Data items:
▬▬▬
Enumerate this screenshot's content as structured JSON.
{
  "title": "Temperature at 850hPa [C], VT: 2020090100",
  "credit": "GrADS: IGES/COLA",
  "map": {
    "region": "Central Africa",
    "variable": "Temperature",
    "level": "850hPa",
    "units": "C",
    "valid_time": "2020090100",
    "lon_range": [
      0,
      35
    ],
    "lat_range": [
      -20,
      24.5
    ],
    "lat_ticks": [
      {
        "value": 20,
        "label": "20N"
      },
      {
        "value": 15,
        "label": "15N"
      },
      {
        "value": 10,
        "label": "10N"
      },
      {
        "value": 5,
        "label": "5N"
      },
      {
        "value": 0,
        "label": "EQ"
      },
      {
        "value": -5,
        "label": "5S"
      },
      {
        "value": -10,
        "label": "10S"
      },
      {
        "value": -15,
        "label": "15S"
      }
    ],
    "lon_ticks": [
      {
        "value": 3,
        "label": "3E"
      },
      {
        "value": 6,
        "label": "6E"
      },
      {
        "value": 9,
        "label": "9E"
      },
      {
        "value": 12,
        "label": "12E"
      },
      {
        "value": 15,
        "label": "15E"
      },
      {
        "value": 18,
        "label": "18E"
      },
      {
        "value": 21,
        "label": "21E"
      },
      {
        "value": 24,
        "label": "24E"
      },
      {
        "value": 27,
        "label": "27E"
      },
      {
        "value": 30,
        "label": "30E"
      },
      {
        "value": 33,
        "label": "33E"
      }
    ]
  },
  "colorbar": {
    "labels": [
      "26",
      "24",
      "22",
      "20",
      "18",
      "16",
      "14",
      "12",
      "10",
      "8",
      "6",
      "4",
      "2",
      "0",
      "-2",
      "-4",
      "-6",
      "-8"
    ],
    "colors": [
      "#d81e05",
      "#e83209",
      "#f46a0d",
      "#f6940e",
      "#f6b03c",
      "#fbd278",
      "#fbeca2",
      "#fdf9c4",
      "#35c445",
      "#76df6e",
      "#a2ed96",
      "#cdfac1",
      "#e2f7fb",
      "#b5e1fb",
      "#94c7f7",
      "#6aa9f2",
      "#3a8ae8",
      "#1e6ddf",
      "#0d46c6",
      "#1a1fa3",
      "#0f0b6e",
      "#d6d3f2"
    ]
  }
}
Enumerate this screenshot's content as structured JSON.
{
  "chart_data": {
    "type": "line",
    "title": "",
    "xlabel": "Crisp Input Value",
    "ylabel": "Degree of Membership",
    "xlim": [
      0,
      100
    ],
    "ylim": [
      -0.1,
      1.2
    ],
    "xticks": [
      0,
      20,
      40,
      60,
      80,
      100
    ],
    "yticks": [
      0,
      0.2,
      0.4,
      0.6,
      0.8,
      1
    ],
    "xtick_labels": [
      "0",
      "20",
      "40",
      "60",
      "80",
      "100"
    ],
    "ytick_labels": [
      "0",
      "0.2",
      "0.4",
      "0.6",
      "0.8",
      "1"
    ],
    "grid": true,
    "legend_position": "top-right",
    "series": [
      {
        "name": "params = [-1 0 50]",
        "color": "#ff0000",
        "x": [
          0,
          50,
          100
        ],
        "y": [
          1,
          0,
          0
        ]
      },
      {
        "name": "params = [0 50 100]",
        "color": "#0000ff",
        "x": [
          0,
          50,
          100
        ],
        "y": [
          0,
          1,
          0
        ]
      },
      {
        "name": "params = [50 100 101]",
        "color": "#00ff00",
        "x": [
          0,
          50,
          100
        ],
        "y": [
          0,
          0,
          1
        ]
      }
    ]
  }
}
▬▬▬
▸ **INSTRUCTIONS FOR THE TASK**:
Copy out each record exactly as given, omitting none.

▸ **THE SOLUTION**:
Enumerate this screenshot's content as structured JSON.
{
  "title": "Temperature at 850hPa [C], VT: 2020090100",
  "credit": "GrADS: IGES/COLA",
  "map": {
    "region": "Central Africa",
    "variable": "Temperature",
    "level": "850hPa",
    "units": "C",
    "valid_time": "2020090100",
    "lon_range": [
      0,
      35
    ],
    "lat_range": [
      -20,
      24.5
    ],
    "lat_ticks": [
      {
        "value": 20,
        "label": "20N"
      },
      {
        "value": 15,
        "label": "15N"
      },
      {
        "value": 10,
        "label": "10N"
      },
      {
        "value": 5,
        "label": "5N"
      },
      {
        "value": 0,
        "label": "EQ"
      },
      {
        "value": -5,
        "label": "5S"
      },
      {
        "value": -10,
        "label": "10S"
      },
      {
        "value": -15,
        "label": "15S"
      }
    ],
    "lon_ticks": [
      {
        "value": 3,
        "label": "3E"
      },
      {
        "value": 6,
        "label": "6E"
      },
      {
        "value": 9,
        "label": "9E"
      },
      {
        "value": 12,
        "label": "12E"
      },
      {
        "value": 15,
        "label": "15E"
      },
      {
        "value": 18,
        "label": "18E"
      },
      {
        "value": 21,
        "label": "21E"
      },
      {
        "value": 24,
        "label": "24E"
      },
      {
        "value": 27,
        "label": "27E"
      },
      {
        "value": 30,
        "label": "30E"
      },
      {
        "value": 33,
        "label": "33E"
      }
    ]
  },
  "colorbar": {
    "labels": [
      "26",
      "24",
      "22",
      "20",
      "18",
      "16",
      "14",
      "12",
      "10",
      "8",
      "6",
      "4",
      "2",
      "0",
      "-2",
      "-4",
      "-6",
      "-8"
    ],
    "colors": [
      "#d81e05",
      "#e83209",
      "#f46a0d",
      "#f6940e",
      "#f6b03c",
      "#fbd278",
      "#fbeca2",
      "#fdf9c4",
      "#35c445",
      "#76df6e",
      "#a2ed96",
      "#cdfac1",
      "#e2f7fb",
      "#b5e1fb",
      "#94c7f7",
      "#6aa9f2",
      "#3a8ae8",
      "#1e6ddf",
      "#0d46c6",
      "#1a1fa3",
      "#0f0b6e",
      "#d6d3f2"
    ]
  }
}
Enumerate this screenshot's content as structured JSON.
{
  "chart_data": {
    "type": "line",
    "title": "",
    "xlabel": "Crisp Input Value",
    "ylabel": "Degree of Membership",
    "xlim": [
      0,
      100
    ],
    "ylim": [
      -0.1,
      1.2
    ],
    "xticks": [
      0,
      20,
      40,
      60,
      80,
      100
    ],
    "yticks": [
      0,
      0.2,
      0.4,
      0.6,
      0.8,
      1
    ],
    "xtick_labels": [
      "0",
      "20",
      "40",
      "60",
      "80",
      "100"
    ],
    "ytick_labels": [
      "0",
      "0.2",
      "0.4",
      "0.6",
      "0.8",
      "1"
    ],
    "grid": true,
    "legend_position": "top-right",
    "series": [
      {
        "name": "params = [-1 0 50]",
        "color": "#ff0000",
        "x": [
          0,
          50,
          100
        ],
        "y": [
          1,
          0,
          0
        ]
      },
      {
        "name": "params = [0 50 100]",
        "color": "#0000ff",
        "x": [
          0,
          50,
          100
        ],
        "y": [
          0,
          1,
          0
        ]
      },
      {
        "name": "params = [50 100 101]",
        "color": "#00ff00",
        "x": [
          0,
          50,
          100
        ],
        "y": [
          0,
          0,
          1
        ]
      }
    ]
  }
}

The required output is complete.